▶ **Tasks to complete**:
1 > Repeat word for word the section of the committee debate transcript that opens with the words "What seems to" and closes with "quite get it.".
2 > Write the next part of the committee debate transcript, picking up after its final sentence.
***** Passage
Oireachtas Joint and Select Committees
Wednesday, 24 May 2017
Joint Oireachtas Committee on Arts, Heritage, Regional, Rural and Gaeltacht Affairs
Sustaining Viable Rural Communities: Discussion (Resumed)
2:10 pm
Éamon Ó Cuív (Galway West, Fianna Fail) | Oireachtas source
That is a valid and interesting concept. As politicians, I think that we would all agree with it. When I was a Minister, I had a policy of never refusing a delegation from anyone and I went off and met the delegations as opposed to them coming to me. I agree with Dr. Hughes that there is a very serious role in that regard. However, one could say that us Teachtaí Dála from rural Ireland do that three days a week up here and three days a week in our constituencies. We do not have to be here seven days a week. For example, many of us would admit that we do not spend all that much time in our constituency offices - if they are away from here - because a great deal of what we do involves being out and about. However, we maintain a fantastic relationship with our staff by meeting them every week and sitting down with them, but not all day every day. We do the rest by this - I know it annoys people when they are misused - and by Internet, telephone and in a million other ways. I am wondering if this has been modelled in.
What seems to be happening quite frequently is that Eir does all the houses and then stops. I suddenly get a whole lot of frantic calls from people saying they are working from home three days a week, living out the country, and that they nearly got the Gbit but did not quite get it.
**********
***** Given records
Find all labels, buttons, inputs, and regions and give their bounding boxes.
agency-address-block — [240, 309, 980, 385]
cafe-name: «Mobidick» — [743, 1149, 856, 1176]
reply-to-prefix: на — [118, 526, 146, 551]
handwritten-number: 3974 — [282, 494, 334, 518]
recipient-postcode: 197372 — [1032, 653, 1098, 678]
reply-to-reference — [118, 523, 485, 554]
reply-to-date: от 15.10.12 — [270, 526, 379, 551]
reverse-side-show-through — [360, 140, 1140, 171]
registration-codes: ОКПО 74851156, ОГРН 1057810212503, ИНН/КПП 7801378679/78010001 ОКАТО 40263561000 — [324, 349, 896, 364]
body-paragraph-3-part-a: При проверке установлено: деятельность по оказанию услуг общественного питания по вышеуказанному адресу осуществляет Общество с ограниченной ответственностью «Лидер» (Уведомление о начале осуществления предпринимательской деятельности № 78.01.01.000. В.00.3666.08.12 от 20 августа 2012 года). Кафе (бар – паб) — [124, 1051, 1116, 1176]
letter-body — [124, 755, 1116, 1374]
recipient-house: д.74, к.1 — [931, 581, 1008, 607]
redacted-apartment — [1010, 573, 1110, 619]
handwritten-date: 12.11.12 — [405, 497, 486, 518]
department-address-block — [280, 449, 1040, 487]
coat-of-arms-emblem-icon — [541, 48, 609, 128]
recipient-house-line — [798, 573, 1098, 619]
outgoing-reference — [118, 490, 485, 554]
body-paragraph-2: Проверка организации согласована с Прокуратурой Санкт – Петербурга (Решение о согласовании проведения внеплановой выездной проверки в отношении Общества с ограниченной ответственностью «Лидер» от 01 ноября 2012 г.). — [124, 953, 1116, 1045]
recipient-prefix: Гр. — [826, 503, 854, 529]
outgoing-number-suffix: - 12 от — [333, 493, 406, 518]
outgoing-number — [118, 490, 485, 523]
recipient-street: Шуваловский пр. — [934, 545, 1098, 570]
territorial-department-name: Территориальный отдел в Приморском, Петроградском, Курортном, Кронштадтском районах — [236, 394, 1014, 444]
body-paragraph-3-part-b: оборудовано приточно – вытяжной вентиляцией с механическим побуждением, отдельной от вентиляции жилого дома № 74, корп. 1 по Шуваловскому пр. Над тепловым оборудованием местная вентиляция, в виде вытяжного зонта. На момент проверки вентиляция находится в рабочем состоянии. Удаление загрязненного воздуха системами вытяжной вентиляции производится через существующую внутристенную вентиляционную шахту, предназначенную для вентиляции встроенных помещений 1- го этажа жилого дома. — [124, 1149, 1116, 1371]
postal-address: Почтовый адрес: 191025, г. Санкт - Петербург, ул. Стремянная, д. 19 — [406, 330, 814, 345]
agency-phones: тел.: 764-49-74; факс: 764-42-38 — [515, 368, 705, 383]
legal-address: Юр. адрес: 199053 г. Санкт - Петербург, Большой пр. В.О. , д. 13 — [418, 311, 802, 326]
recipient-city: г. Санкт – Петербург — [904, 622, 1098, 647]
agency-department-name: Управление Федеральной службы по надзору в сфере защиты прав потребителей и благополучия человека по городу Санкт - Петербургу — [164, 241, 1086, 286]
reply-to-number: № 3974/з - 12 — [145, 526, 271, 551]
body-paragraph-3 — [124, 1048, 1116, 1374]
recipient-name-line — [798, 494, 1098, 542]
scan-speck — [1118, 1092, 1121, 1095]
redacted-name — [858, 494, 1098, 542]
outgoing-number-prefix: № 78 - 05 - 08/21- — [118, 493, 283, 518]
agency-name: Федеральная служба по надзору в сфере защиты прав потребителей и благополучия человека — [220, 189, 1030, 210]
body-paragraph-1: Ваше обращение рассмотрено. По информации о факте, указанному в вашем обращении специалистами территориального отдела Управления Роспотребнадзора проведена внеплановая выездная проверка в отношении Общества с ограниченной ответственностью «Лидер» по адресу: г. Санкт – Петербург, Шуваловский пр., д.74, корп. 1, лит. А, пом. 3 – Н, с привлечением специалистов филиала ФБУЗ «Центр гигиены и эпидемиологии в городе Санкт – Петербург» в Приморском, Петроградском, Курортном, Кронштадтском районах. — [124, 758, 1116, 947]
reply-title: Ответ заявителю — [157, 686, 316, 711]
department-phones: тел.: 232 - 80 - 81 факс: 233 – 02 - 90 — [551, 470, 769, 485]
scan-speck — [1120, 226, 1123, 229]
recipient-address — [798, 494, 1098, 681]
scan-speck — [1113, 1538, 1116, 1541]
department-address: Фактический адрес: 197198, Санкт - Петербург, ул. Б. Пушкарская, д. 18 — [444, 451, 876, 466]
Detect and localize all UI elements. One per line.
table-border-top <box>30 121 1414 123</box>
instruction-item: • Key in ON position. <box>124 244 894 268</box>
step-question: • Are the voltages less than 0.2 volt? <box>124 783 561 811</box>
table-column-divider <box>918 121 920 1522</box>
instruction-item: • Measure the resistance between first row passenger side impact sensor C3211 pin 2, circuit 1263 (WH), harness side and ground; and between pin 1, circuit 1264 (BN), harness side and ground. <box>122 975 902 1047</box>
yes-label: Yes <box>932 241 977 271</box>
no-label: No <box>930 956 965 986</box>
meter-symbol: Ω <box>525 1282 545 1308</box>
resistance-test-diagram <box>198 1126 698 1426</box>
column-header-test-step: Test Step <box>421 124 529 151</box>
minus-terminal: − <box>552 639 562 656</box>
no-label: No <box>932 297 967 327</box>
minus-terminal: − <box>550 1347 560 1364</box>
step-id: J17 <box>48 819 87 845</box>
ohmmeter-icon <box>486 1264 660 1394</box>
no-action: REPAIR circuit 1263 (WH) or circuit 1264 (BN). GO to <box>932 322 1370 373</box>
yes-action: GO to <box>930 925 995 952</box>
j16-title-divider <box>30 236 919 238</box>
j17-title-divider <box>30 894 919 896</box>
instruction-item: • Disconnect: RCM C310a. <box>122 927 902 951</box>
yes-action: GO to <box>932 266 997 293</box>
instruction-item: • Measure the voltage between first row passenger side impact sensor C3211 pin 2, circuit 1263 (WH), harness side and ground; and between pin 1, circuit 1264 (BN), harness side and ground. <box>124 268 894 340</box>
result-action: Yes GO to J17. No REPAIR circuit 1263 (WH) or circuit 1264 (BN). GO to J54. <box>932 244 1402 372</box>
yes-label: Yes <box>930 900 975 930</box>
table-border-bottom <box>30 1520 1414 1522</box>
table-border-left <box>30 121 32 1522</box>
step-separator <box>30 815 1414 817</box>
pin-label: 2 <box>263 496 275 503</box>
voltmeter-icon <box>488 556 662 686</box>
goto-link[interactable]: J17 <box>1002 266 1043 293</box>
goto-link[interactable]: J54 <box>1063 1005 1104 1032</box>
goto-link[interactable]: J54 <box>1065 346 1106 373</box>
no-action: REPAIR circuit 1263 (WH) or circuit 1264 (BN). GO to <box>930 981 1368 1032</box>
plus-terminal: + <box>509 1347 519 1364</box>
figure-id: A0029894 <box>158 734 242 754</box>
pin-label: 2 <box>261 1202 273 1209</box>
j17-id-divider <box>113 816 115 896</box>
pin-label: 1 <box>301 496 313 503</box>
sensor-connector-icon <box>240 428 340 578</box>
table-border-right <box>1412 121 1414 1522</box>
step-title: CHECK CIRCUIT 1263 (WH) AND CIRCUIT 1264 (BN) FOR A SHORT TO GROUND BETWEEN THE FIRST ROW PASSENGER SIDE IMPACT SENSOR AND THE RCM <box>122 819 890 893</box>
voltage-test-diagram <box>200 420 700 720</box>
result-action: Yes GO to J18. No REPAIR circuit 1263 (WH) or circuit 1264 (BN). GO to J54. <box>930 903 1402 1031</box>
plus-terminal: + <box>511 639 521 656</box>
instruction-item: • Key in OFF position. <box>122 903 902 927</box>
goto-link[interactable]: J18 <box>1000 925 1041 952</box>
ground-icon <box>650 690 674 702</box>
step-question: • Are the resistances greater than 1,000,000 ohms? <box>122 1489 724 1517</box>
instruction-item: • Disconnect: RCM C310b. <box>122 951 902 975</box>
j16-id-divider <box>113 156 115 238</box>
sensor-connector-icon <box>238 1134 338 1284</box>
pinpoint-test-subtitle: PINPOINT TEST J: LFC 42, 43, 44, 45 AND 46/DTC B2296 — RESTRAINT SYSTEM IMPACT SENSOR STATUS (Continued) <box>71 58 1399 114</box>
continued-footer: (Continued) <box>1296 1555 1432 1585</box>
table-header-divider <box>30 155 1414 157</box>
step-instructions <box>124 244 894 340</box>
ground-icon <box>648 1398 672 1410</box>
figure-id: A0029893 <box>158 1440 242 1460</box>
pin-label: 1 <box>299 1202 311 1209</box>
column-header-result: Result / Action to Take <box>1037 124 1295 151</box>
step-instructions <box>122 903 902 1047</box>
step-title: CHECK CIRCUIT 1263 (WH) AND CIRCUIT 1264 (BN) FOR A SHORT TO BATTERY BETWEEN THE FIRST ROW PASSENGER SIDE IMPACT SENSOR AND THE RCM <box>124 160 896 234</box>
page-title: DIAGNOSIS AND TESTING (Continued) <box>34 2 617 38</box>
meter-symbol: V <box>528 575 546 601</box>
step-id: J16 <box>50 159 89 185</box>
**********
▶ **Outputs for the tasks**:
1 >
What seems to be happening quite frequently is that Eir does all the houses and then stops. I suddenly get a whole lot of frantic calls from people saying they are working from home three days a week, living out the country, and that they nearly got the Gbit but did not quite get it.

2 >
Has anyone modelled an Ireland that accommodates what is very likely to happen, which is that people come to a city two or three days a week to do the little coffee shop gig, the meetings and the conferences, and do the rest in peace and quiet where they can get on with the work in a more secluded location? Has Dr. Hughes modelled all this? Life has a funny habit of beating people such as the witnesses with their plans because the people move ahead of them. It seems to be happening. I certainly know from my experience that if I want to get away from it all and avoid meetings for a day to catch up with the paperwork and do the e-mails and the phone calls, the best place for me to be is sitting in my home in Corr na Móna, because then people only come to me on Saturday morning at the right time and I can get on with the job. Has anyone done a model that asks what if the future is not the simple model the witnesses are putting forward here today? What if the future is that we live on an island that is the size of the footprint of many American cities when their recreational areas are taken into account, for example, New York, New Jersey and upstate Connecticut or wherever they all go for the weekend. Should we not model that rather than this 20th century view that seems to be predominant in public thinking at the moment that everyone has to come in at eight o'clock every morning and be in work at nine o'clock, clogging every street? We are actually going to have many people working at home, coming in at ten o'clock or 10.30 two days a week and not having to travel up to the city. In that way we could relieve a lot of the traffic and people would live in a much more salubrious manner.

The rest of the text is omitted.